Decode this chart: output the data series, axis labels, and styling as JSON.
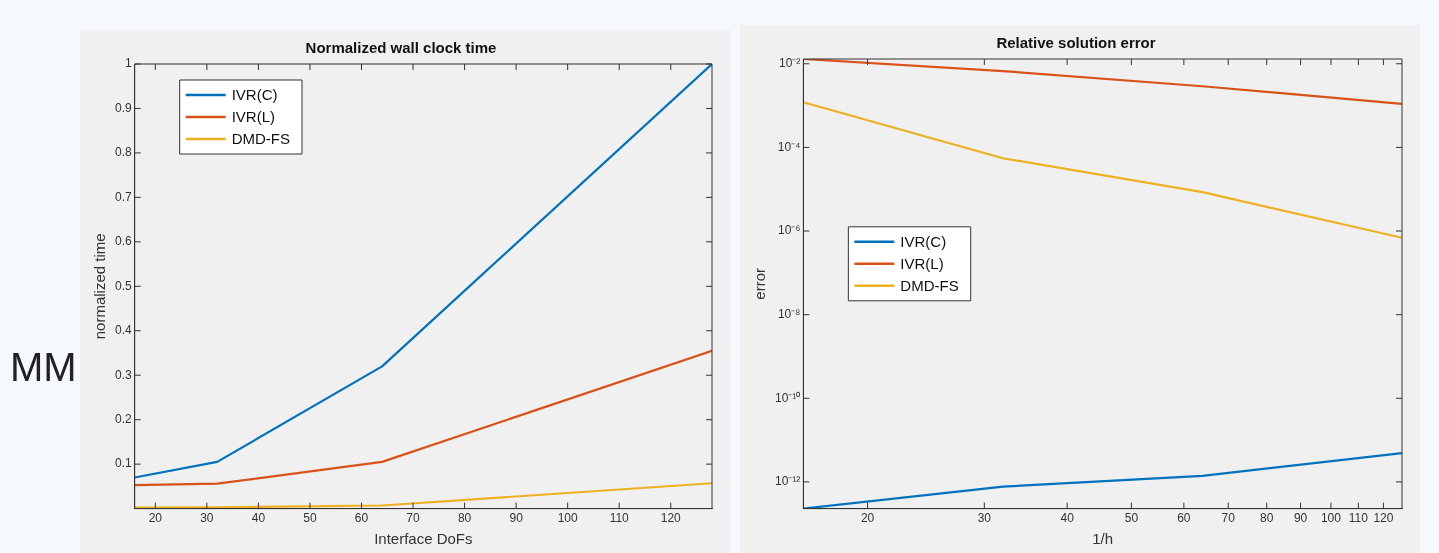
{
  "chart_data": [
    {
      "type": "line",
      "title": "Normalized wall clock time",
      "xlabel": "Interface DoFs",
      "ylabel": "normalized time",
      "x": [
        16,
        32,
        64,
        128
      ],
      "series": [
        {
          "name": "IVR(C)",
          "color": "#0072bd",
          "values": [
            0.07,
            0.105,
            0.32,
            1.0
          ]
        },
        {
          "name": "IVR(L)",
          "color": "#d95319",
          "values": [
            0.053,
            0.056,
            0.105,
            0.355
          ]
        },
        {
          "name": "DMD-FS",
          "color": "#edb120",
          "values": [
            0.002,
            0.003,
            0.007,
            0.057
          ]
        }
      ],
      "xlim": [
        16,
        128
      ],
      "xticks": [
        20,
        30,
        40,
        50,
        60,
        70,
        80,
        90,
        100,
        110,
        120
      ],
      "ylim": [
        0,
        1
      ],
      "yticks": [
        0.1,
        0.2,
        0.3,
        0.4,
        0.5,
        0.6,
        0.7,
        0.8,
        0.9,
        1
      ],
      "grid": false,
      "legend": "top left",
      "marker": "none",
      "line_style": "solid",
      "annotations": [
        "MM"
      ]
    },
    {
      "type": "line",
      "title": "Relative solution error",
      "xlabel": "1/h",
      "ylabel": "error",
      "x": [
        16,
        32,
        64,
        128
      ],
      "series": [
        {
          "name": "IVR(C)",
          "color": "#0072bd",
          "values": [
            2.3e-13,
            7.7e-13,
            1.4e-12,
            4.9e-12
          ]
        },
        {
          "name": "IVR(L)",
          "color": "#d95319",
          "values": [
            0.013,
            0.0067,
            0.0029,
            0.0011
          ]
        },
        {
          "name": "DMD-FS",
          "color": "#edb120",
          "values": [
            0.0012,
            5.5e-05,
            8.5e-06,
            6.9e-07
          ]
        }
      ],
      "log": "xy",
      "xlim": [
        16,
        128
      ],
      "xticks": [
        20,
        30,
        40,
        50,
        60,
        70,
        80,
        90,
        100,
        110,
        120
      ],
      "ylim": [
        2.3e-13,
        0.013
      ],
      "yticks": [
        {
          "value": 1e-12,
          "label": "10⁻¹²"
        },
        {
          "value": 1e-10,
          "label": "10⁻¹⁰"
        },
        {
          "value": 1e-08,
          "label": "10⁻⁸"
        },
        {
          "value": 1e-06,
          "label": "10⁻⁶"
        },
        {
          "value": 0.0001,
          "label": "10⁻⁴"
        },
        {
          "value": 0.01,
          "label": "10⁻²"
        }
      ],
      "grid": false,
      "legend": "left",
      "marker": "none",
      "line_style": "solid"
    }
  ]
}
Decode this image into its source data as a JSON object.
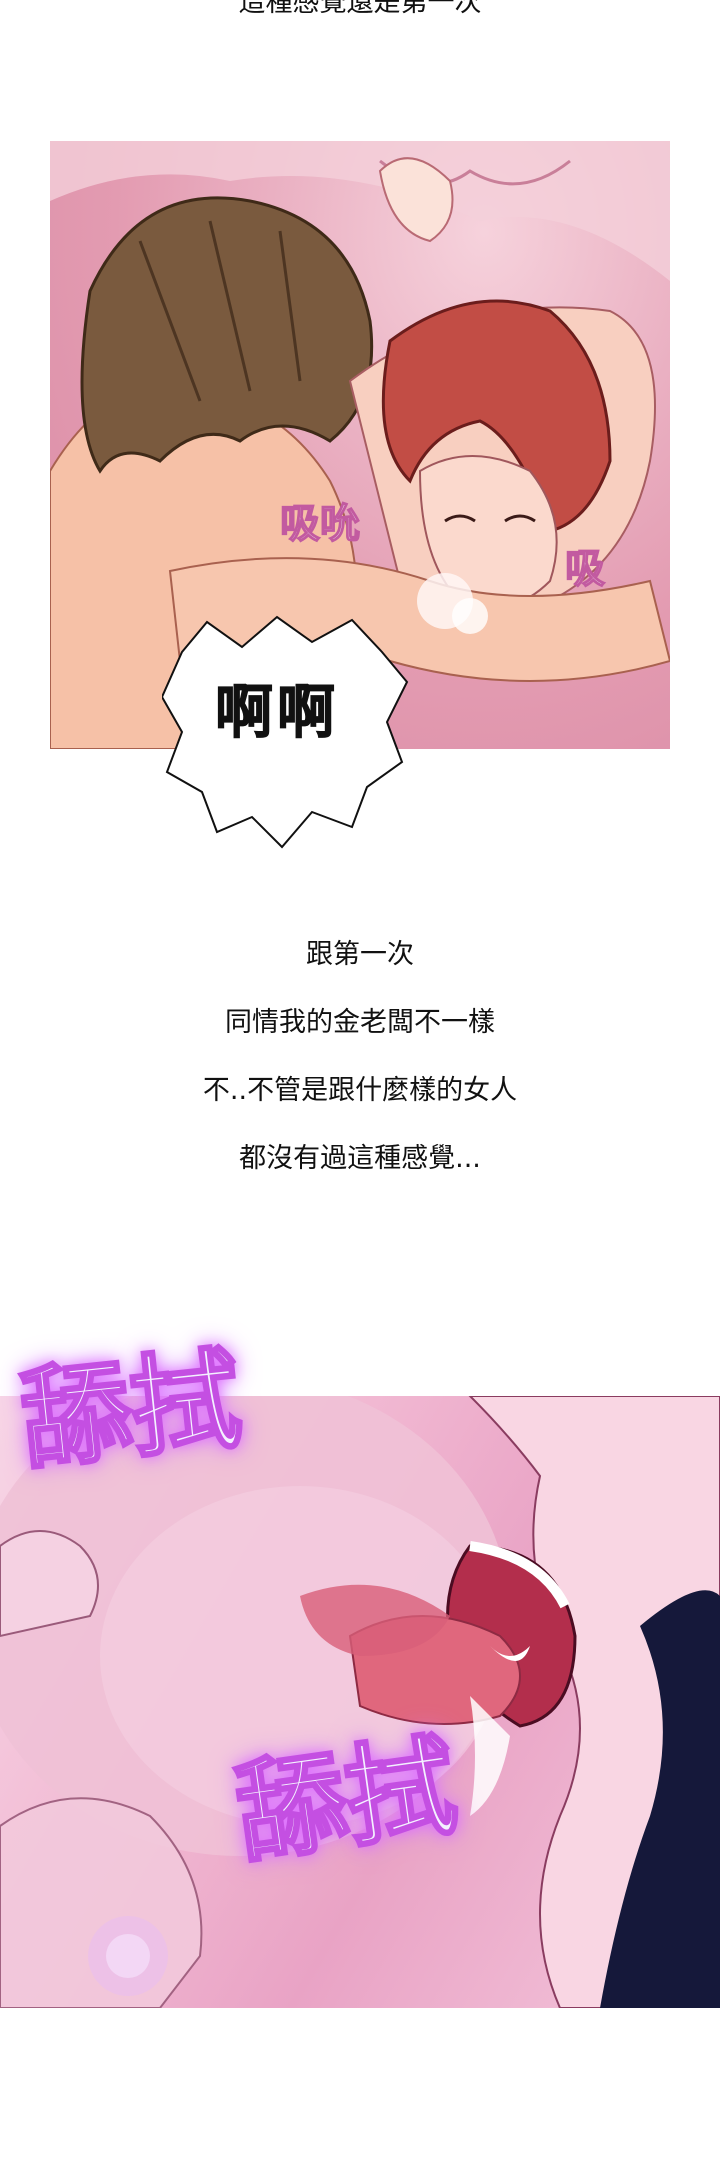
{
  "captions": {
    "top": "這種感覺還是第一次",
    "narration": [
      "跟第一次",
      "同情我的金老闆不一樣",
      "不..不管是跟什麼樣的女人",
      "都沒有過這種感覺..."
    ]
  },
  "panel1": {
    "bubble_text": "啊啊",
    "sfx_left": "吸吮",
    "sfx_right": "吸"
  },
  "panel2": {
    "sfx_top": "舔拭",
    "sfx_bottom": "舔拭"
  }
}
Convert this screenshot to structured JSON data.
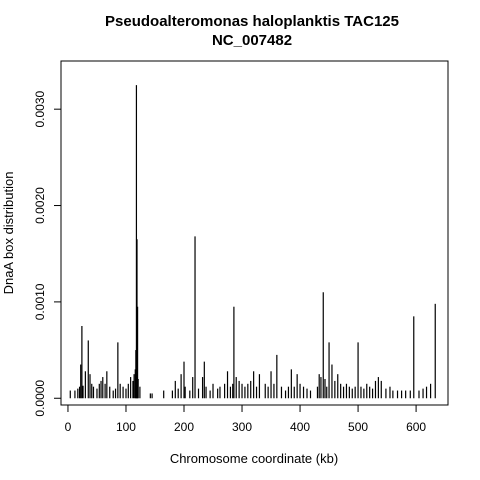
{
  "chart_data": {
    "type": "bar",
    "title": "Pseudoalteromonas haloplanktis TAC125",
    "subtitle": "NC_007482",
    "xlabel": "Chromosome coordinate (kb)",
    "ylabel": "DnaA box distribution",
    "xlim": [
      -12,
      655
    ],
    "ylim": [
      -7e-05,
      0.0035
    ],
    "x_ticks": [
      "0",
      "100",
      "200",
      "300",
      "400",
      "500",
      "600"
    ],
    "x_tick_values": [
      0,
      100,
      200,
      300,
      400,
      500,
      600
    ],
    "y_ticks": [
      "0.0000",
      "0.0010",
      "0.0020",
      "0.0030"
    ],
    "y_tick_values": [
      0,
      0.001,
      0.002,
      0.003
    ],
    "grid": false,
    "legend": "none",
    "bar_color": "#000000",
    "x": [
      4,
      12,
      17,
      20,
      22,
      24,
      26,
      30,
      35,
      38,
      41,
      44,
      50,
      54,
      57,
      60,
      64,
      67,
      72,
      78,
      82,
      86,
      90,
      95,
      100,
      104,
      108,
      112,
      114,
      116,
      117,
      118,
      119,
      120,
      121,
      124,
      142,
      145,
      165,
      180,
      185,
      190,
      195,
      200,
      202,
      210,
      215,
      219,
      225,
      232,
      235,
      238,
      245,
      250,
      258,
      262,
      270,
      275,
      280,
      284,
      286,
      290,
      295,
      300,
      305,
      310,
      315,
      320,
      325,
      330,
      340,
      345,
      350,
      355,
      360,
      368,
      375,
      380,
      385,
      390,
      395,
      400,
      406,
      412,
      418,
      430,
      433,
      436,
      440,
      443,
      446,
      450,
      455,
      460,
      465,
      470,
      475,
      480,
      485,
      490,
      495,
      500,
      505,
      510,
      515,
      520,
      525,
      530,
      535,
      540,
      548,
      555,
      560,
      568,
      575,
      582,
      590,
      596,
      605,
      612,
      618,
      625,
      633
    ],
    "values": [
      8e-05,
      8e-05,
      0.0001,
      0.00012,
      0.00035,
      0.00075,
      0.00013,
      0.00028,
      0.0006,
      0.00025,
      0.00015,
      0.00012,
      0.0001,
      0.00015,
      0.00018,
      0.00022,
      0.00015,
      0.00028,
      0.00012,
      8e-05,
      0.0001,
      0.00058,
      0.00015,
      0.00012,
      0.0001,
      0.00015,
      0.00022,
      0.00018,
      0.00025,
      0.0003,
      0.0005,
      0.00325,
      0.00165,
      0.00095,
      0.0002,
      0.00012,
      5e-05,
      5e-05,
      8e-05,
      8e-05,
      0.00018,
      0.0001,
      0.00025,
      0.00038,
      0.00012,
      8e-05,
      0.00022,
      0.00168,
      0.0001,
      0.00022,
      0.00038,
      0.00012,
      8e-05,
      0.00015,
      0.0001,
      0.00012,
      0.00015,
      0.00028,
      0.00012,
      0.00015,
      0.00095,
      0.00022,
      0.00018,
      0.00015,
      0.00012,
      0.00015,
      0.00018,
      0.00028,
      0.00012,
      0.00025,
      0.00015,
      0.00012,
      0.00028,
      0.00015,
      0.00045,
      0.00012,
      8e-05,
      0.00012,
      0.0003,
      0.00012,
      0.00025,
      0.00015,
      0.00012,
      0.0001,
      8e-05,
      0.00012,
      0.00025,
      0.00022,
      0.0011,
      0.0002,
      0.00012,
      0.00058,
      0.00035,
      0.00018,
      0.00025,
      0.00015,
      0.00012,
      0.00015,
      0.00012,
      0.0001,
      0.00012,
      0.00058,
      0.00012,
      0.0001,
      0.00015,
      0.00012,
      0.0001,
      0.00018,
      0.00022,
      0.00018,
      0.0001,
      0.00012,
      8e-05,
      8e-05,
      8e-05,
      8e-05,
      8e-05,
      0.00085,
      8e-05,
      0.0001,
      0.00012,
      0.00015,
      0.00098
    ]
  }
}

****

Exercise details:
Look above for every line with the word "error" and copy it.

Completed exercise:
      "title": "Relative solution error",
      "ylabel": "error",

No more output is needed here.